Work instructions — Go through the records and copy each line where the word "What" occurs.

Dataset entries —
=======
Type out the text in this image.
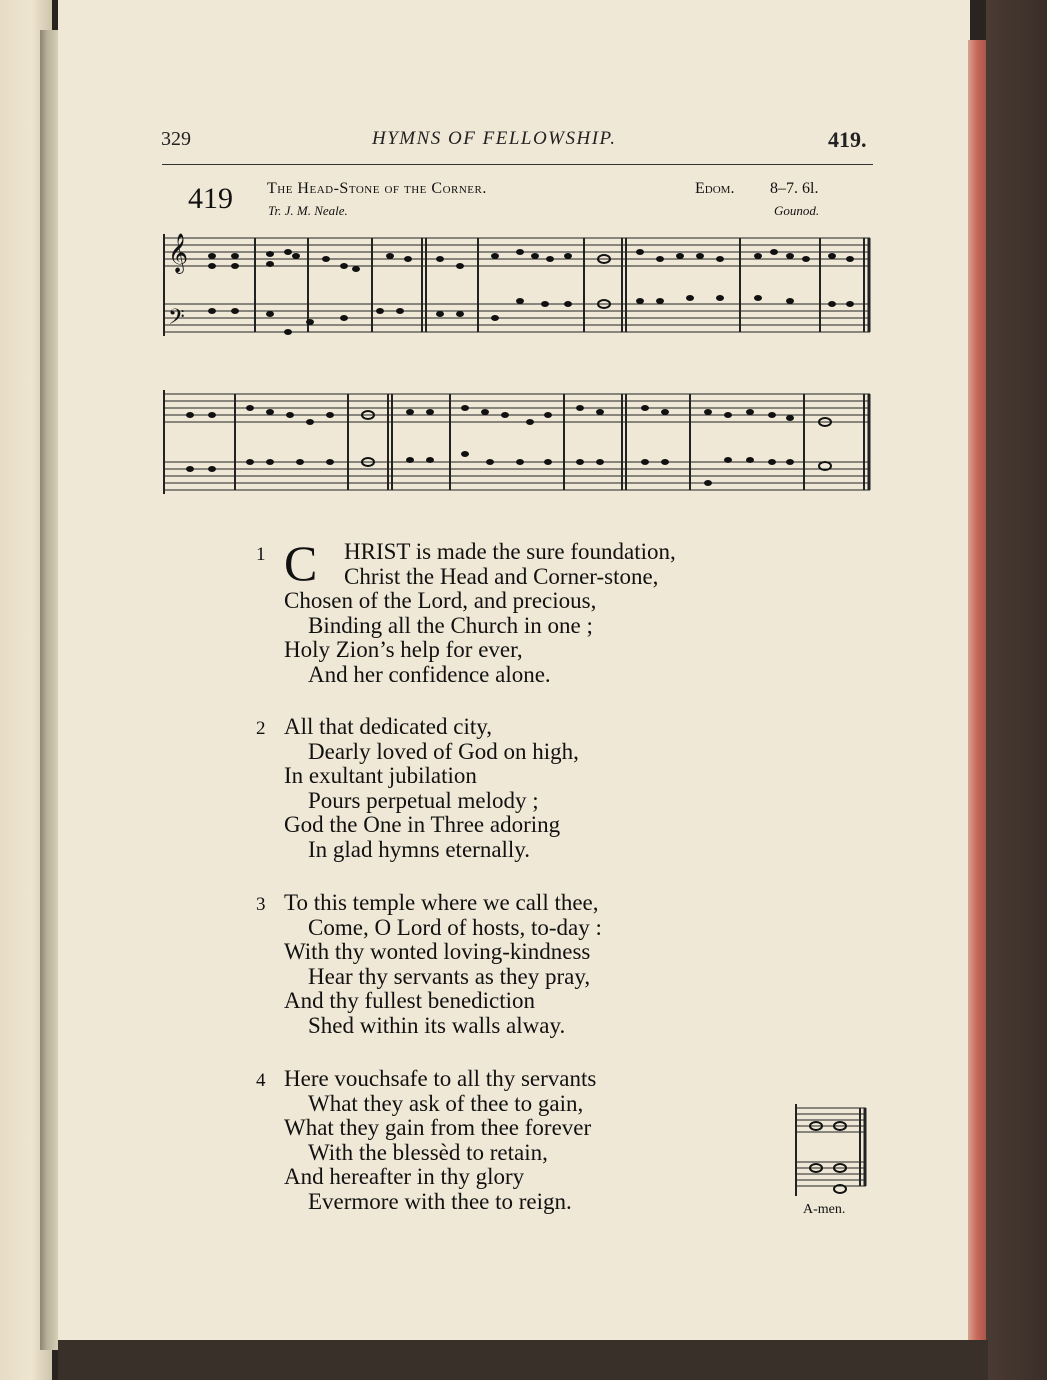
329	HYMNS OF FELLOWSHIP.	419.
419 The Head-Stone of the Corner.	Edom. 8–7. 6l.
Tr. J. M. Neale.	Gounod.
𝄞
𝄢
1 C	HRIST is made the sure foundation,
Christ the Head and Corner-stone,
Chosen of the Lord, and precious,
Binding all the Church in one ;
Holy Zion’s help for ever,
And her confidence alone.
2 All that dedicated city,
Dearly loved of God on high,
In exultant jubilation
Pours perpetual melody ;
God the One in Three adoring
In glad hymns eternally.
3 To this temple where we call thee,
Come, O Lord of hosts, to-day :
With thy wonted loving-kindness
Hear thy servants as they pray,
And thy fullest benediction
Shed within its walls alway.
4 Here vouchsafe to all thy servants
What they ask of thee to gain,
What they gain from thee forever
With the blessèd to retain,
And hereafter in thy glory
Evermore with thee to reign.	A-men.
=======
Response —
What they ask of thee to gain,
What they gain from thee forever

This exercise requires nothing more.